Given problem:
Please copy each of the items below word for word, leaving out the pictures.

Records for the task:
- - - -
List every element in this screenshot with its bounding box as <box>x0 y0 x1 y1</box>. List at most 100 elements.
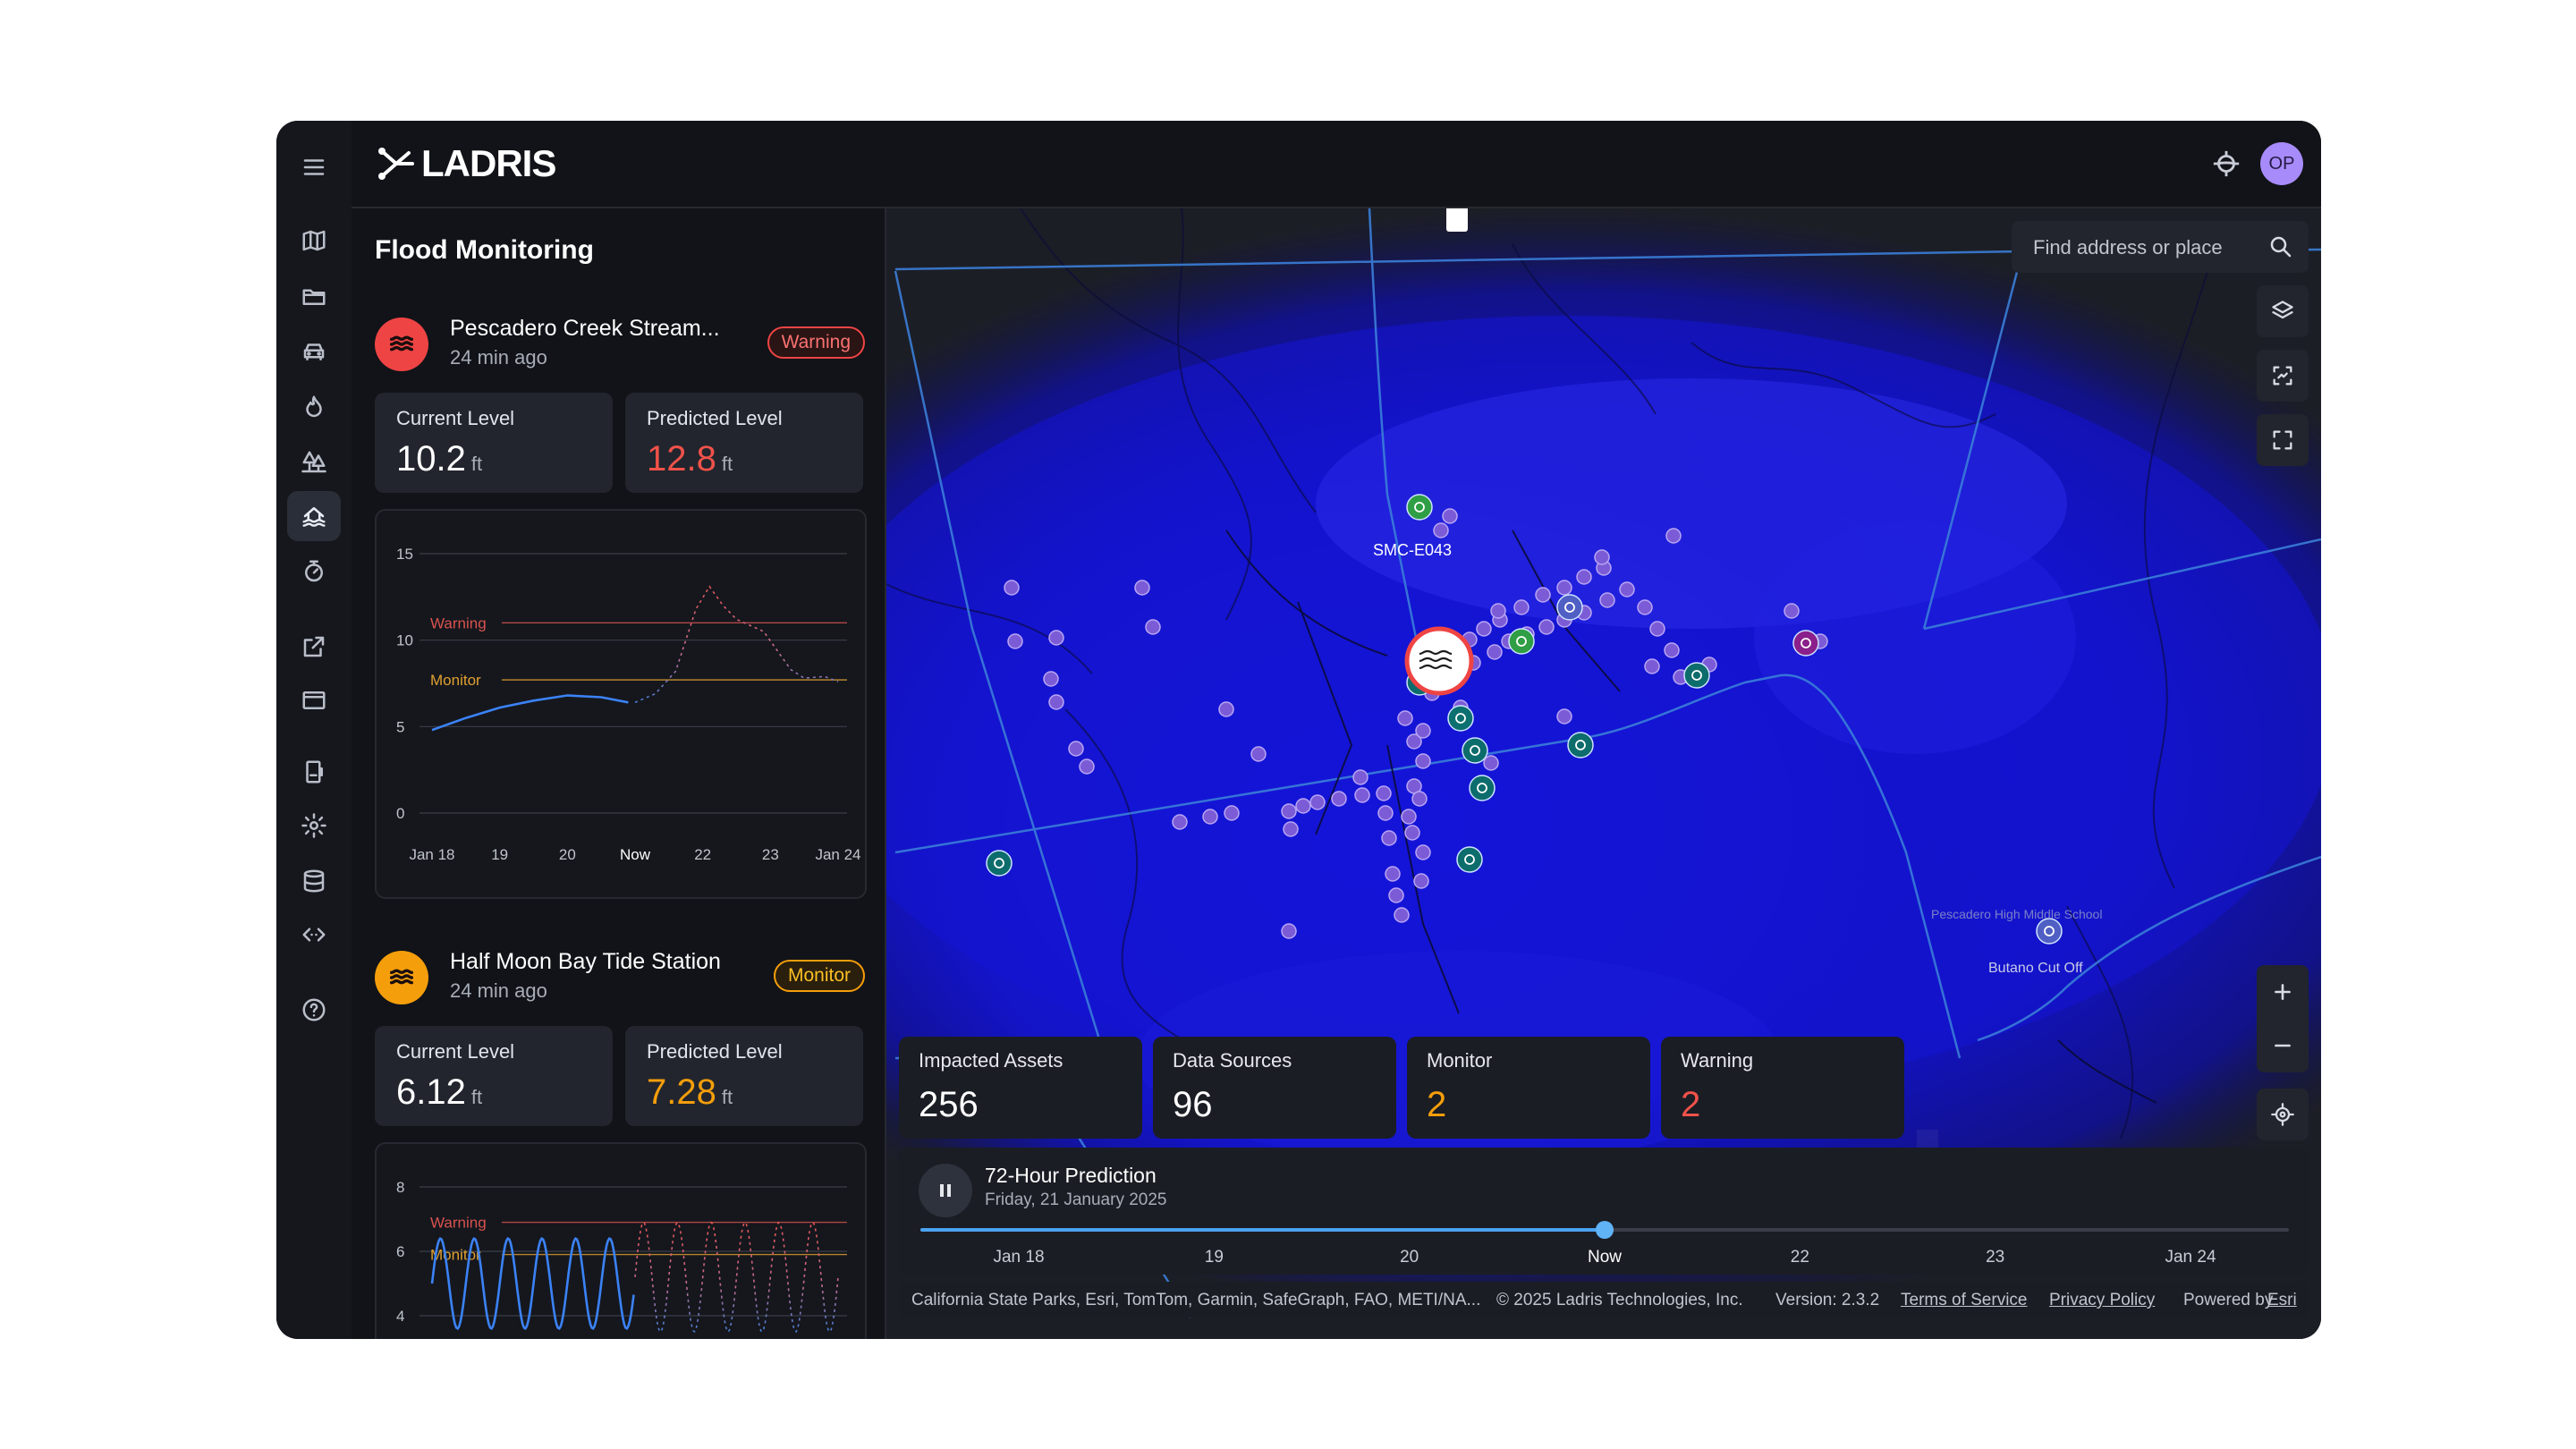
ladris-logo[interactable]: LADRIS <box>377 142 556 185</box>
asset-dot[interactable] <box>1535 587 1551 603</box>
school-icon[interactable] <box>2036 918 2063 945</box>
asset-dot[interactable] <box>1004 580 1020 596</box>
asset-dot[interactable] <box>1381 830 1397 846</box>
asset-dot[interactable] <box>1397 710 1413 726</box>
asset-dot[interactable] <box>1250 746 1267 762</box>
locate-button[interactable] <box>2257 1089 2309 1140</box>
asset-dot[interactable] <box>1415 844 1431 860</box>
asset-dot[interactable] <box>1377 805 1394 821</box>
shopping-cart-icon[interactable] <box>1567 732 1594 758</box>
asset-dot[interactable] <box>1404 825 1420 841</box>
trophy-icon[interactable] <box>1792 630 1819 657</box>
user-avatar[interactable]: OP <box>2260 142 2303 185</box>
external-link-icon[interactable] <box>287 622 341 672</box>
asset-dot[interactable] <box>1079 758 1095 775</box>
asset-dot[interactable] <box>1490 603 1506 619</box>
asset-dot[interactable] <box>1394 907 1410 923</box>
asset-dot[interactable] <box>1068 741 1084 757</box>
database-icon[interactable] <box>287 856 341 906</box>
asset-dot[interactable] <box>1331 791 1347 807</box>
fullscreen-button[interactable] <box>2257 414 2309 466</box>
asset-dot[interactable] <box>1172 814 1188 830</box>
car-icon[interactable] <box>287 326 341 377</box>
asset-dot[interactable] <box>1619 581 1635 597</box>
terms-link[interactable]: Terms of Service <box>1901 1291 2027 1310</box>
esri-link[interactable]: Esri <box>2267 1291 2297 1310</box>
asset-dot[interactable] <box>1309 794 1326 810</box>
flood-icon[interactable] <box>287 491 341 541</box>
asset-dot[interactable] <box>1202 809 1218 825</box>
asset-dot[interactable] <box>1594 549 1610 565</box>
warning-card[interactable]: Warning 2 <box>1661 1037 1904 1139</box>
asset-dot[interactable] <box>1415 723 1431 739</box>
flood-map[interactable]: SMC-E043 Pescadero High Middle School Bu… <box>886 208 2321 1339</box>
device-icon[interactable] <box>287 747 341 797</box>
zoom-out-button[interactable] <box>2257 1019 2309 1072</box>
timeline-thumb[interactable] <box>1596 1221 1614 1239</box>
asset-dot[interactable] <box>1295 798 1311 814</box>
restaurant-icon[interactable] <box>1447 705 1474 732</box>
asset-dot[interactable] <box>1664 642 1680 658</box>
zoom-in-button[interactable] <box>2257 965 2309 1019</box>
asset-dot[interactable] <box>1556 580 1572 596</box>
asset-dot[interactable] <box>1538 619 1555 635</box>
privacy-link[interactable]: Privacy Policy <box>2049 1291 2155 1310</box>
asset-dot[interactable] <box>1784 603 1800 619</box>
asset-dot[interactable] <box>1556 708 1572 724</box>
asset-dot[interactable] <box>1476 621 1492 637</box>
globe-icon[interactable] <box>2208 146 2244 182</box>
asset-dot[interactable] <box>1007 633 1023 649</box>
asset-dot[interactable] <box>1649 621 1665 637</box>
asset-dot[interactable] <box>1218 701 1234 717</box>
forest-icon[interactable] <box>287 437 341 487</box>
asset-dot[interactable] <box>1281 923 1297 939</box>
asset-dot[interactable] <box>1048 694 1064 710</box>
government-icon[interactable] <box>1456 846 1483 873</box>
menu-icon[interactable] <box>287 142 341 192</box>
asset-dot[interactable] <box>1415 753 1431 769</box>
asset-dot[interactable] <box>1487 644 1503 660</box>
asset-dot[interactable] <box>1283 821 1299 837</box>
folder-icon[interactable] <box>287 271 341 321</box>
fire-icon[interactable] <box>287 382 341 432</box>
asset-dot[interactable] <box>1665 528 1682 544</box>
asset-dot[interactable] <box>1352 769 1368 785</box>
select-area-button[interactable] <box>2257 350 2309 402</box>
timeline-track[interactable] <box>920 1221 2289 1239</box>
station-header[interactable]: Half Moon Bay Tide Station 24 min ago Mo… <box>375 947 865 1010</box>
pause-button[interactable] <box>919 1164 972 1217</box>
asset-dot[interactable] <box>1043 671 1059 687</box>
asset-dot[interactable] <box>1388 887 1404 903</box>
impacted-assets-card[interactable]: Impacted Assets 256 <box>899 1037 1142 1139</box>
asset-dot[interactable] <box>1442 508 1458 524</box>
layers-button[interactable] <box>2257 285 2309 337</box>
asset-dot[interactable] <box>1145 619 1161 635</box>
data-sources-card[interactable]: Data Sources 96 <box>1153 1037 1396 1139</box>
tree-icon[interactable] <box>1406 494 1433 521</box>
map-icon[interactable] <box>287 216 341 266</box>
asset-dot[interactable] <box>1048 630 1064 646</box>
code-icon[interactable] <box>287 910 341 960</box>
asset-dot[interactable] <box>1281 803 1297 819</box>
selected-station-marker[interactable] <box>1404 626 1474 696</box>
asset-dot[interactable] <box>1513 599 1530 615</box>
plant-icon[interactable] <box>1508 628 1535 655</box>
lab-icon[interactable] <box>1462 737 1488 764</box>
government-icon[interactable] <box>986 850 1013 877</box>
shopping-bag-icon[interactable] <box>1683 662 1710 689</box>
help-icon[interactable] <box>287 985 341 1035</box>
station-header[interactable]: Pescadero Creek Stream... 24 min ago War… <box>375 314 865 377</box>
asset-dot[interactable] <box>1599 592 1615 608</box>
asset-dot[interactable] <box>1401 809 1417 825</box>
asset-dot[interactable] <box>1413 873 1429 889</box>
asset-dot[interactable] <box>1354 787 1370 803</box>
asset-dot[interactable] <box>1385 866 1401 882</box>
asset-dot[interactable] <box>1134 580 1150 596</box>
asset-dot[interactable] <box>1376 785 1392 801</box>
monitor-card[interactable]: Monitor 2 <box>1407 1037 1650 1139</box>
search-icon[interactable] <box>2267 233 2294 260</box>
school-icon[interactable] <box>1556 594 1583 621</box>
window-icon[interactable] <box>287 675 341 725</box>
asset-dot[interactable] <box>1224 805 1240 821</box>
settings-icon[interactable] <box>287 801 341 851</box>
- - - -
Written answer:
List every element in this screenshot with its bounding box as <box>x0 y0 x1 y1</box>. List at most 100 elements.
ladris-logo[interactable]: LADRIS <box>377 142 556 185</box>
asset-dot[interactable] <box>1535 587 1551 603</box>
school-icon[interactable] <box>2036 918 2063 945</box>
asset-dot[interactable] <box>1004 580 1020 596</box>
asset-dot[interactable] <box>1381 830 1397 846</box>
asset-dot[interactable] <box>1397 710 1413 726</box>
asset-dot[interactable] <box>1250 746 1267 762</box>
locate-button[interactable] <box>2257 1089 2309 1140</box>
asset-dot[interactable] <box>1415 844 1431 860</box>
asset-dot[interactable] <box>1377 805 1394 821</box>
shopping-cart-icon[interactable] <box>1567 732 1594 758</box>
asset-dot[interactable] <box>1404 825 1420 841</box>
trophy-icon[interactable] <box>1792 630 1819 657</box>
user-avatar[interactable]: OP <box>2260 142 2303 185</box>
external-link-icon[interactable] <box>287 622 341 672</box>
asset-dot[interactable] <box>1079 758 1095 775</box>
asset-dot[interactable] <box>1490 603 1506 619</box>
asset-dot[interactable] <box>1394 907 1410 923</box>
asset-dot[interactable] <box>1068 741 1084 757</box>
database-icon[interactable] <box>287 856 341 906</box>
asset-dot[interactable] <box>1331 791 1347 807</box>
fullscreen-button[interactable] <box>2257 414 2309 466</box>
asset-dot[interactable] <box>1172 814 1188 830</box>
car-icon[interactable] <box>287 326 341 377</box>
asset-dot[interactable] <box>1619 581 1635 597</box>
terms-link[interactable]: Terms of Service <box>1901 1291 2027 1310</box>
esri-link[interactable]: Esri <box>2267 1291 2297 1310</box>
asset-dot[interactable] <box>1309 794 1326 810</box>
flood-icon[interactable] <box>287 491 341 541</box>
asset-dot[interactable] <box>1202 809 1218 825</box>
asset-dot[interactable] <box>1594 549 1610 565</box>
warning-card[interactable]: Warning 2 <box>1661 1037 1904 1139</box>
asset-dot[interactable] <box>1415 723 1431 739</box>
flood-map[interactable]: SMC-E043 Pescadero High Middle School Bu… <box>886 208 2321 1339</box>
device-icon[interactable] <box>287 747 341 797</box>
zoom-out-button[interactable] <box>2257 1019 2309 1072</box>
timeline-thumb[interactable] <box>1596 1221 1614 1239</box>
asset-dot[interactable] <box>1295 798 1311 814</box>
restaurant-icon[interactable] <box>1447 705 1474 732</box>
asset-dot[interactable] <box>1664 642 1680 658</box>
zoom-in-button[interactable] <box>2257 965 2309 1019</box>
asset-dot[interactable] <box>1556 580 1572 596</box>
asset-dot[interactable] <box>1538 619 1555 635</box>
privacy-link[interactable]: Privacy Policy <box>2049 1291 2155 1310</box>
asset-dot[interactable] <box>1784 603 1800 619</box>
asset-dot[interactable] <box>1556 708 1572 724</box>
asset-dot[interactable] <box>1476 621 1492 637</box>
globe-icon[interactable] <box>2208 146 2244 182</box>
asset-dot[interactable] <box>1007 633 1023 649</box>
asset-dot[interactable] <box>1649 621 1665 637</box>
asset-dot[interactable] <box>1218 701 1234 717</box>
forest-icon[interactable] <box>287 437 341 487</box>
asset-dot[interactable] <box>1281 923 1297 939</box>
asset-dot[interactable] <box>1048 694 1064 710</box>
government-icon[interactable] <box>1456 846 1483 873</box>
menu-icon[interactable] <box>287 142 341 192</box>
asset-dot[interactable] <box>1415 753 1431 769</box>
asset-dot[interactable] <box>1487 644 1503 660</box>
asset-dot[interactable] <box>1283 821 1299 837</box>
folder-icon[interactable] <box>287 271 341 321</box>
fire-icon[interactable] <box>287 382 341 432</box>
asset-dot[interactable] <box>1665 528 1682 544</box>
asset-dot[interactable] <box>1352 769 1368 785</box>
select-area-button[interactable] <box>2257 350 2309 402</box>
timeline-track[interactable] <box>920 1221 2289 1239</box>
station-header[interactable]: Half Moon Bay Tide Station 24 min ago Mo… <box>375 947 865 1010</box>
pause-button[interactable] <box>919 1164 972 1217</box>
asset-dot[interactable] <box>1043 671 1059 687</box>
asset-dot[interactable] <box>1388 887 1404 903</box>
impacted-assets-card[interactable]: Impacted Assets 256 <box>899 1037 1142 1139</box>
asset-dot[interactable] <box>1442 508 1458 524</box>
layers-button[interactable] <box>2257 285 2309 337</box>
asset-dot[interactable] <box>1145 619 1161 635</box>
data-sources-card[interactable]: Data Sources 96 <box>1153 1037 1396 1139</box>
tree-icon[interactable] <box>1406 494 1433 521</box>
map-icon[interactable] <box>287 216 341 266</box>
asset-dot[interactable] <box>1048 630 1064 646</box>
code-icon[interactable] <box>287 910 341 960</box>
asset-dot[interactable] <box>1281 803 1297 819</box>
selected-station-marker[interactable] <box>1404 626 1474 696</box>
asset-dot[interactable] <box>1513 599 1530 615</box>
plant-icon[interactable] <box>1508 628 1535 655</box>
lab-icon[interactable] <box>1462 737 1488 764</box>
government-icon[interactable] <box>986 850 1013 877</box>
shopping-bag-icon[interactable] <box>1683 662 1710 689</box>
help-icon[interactable] <box>287 985 341 1035</box>
station-header[interactable]: Pescadero Creek Stream... 24 min ago War… <box>375 314 865 377</box>
asset-dot[interactable] <box>1599 592 1615 608</box>
asset-dot[interactable] <box>1401 809 1417 825</box>
asset-dot[interactable] <box>1413 873 1429 889</box>
asset-dot[interactable] <box>1354 787 1370 803</box>
asset-dot[interactable] <box>1385 866 1401 882</box>
asset-dot[interactable] <box>1134 580 1150 596</box>
asset-dot[interactable] <box>1376 785 1392 801</box>
monitor-card[interactable]: Monitor 2 <box>1407 1037 1650 1139</box>
search-icon[interactable] <box>2267 233 2294 260</box>
school-icon[interactable] <box>1556 594 1583 621</box>
window-icon[interactable] <box>287 675 341 725</box>
asset-dot[interactable] <box>1224 805 1240 821</box>
settings-icon[interactable] <box>287 801 341 851</box>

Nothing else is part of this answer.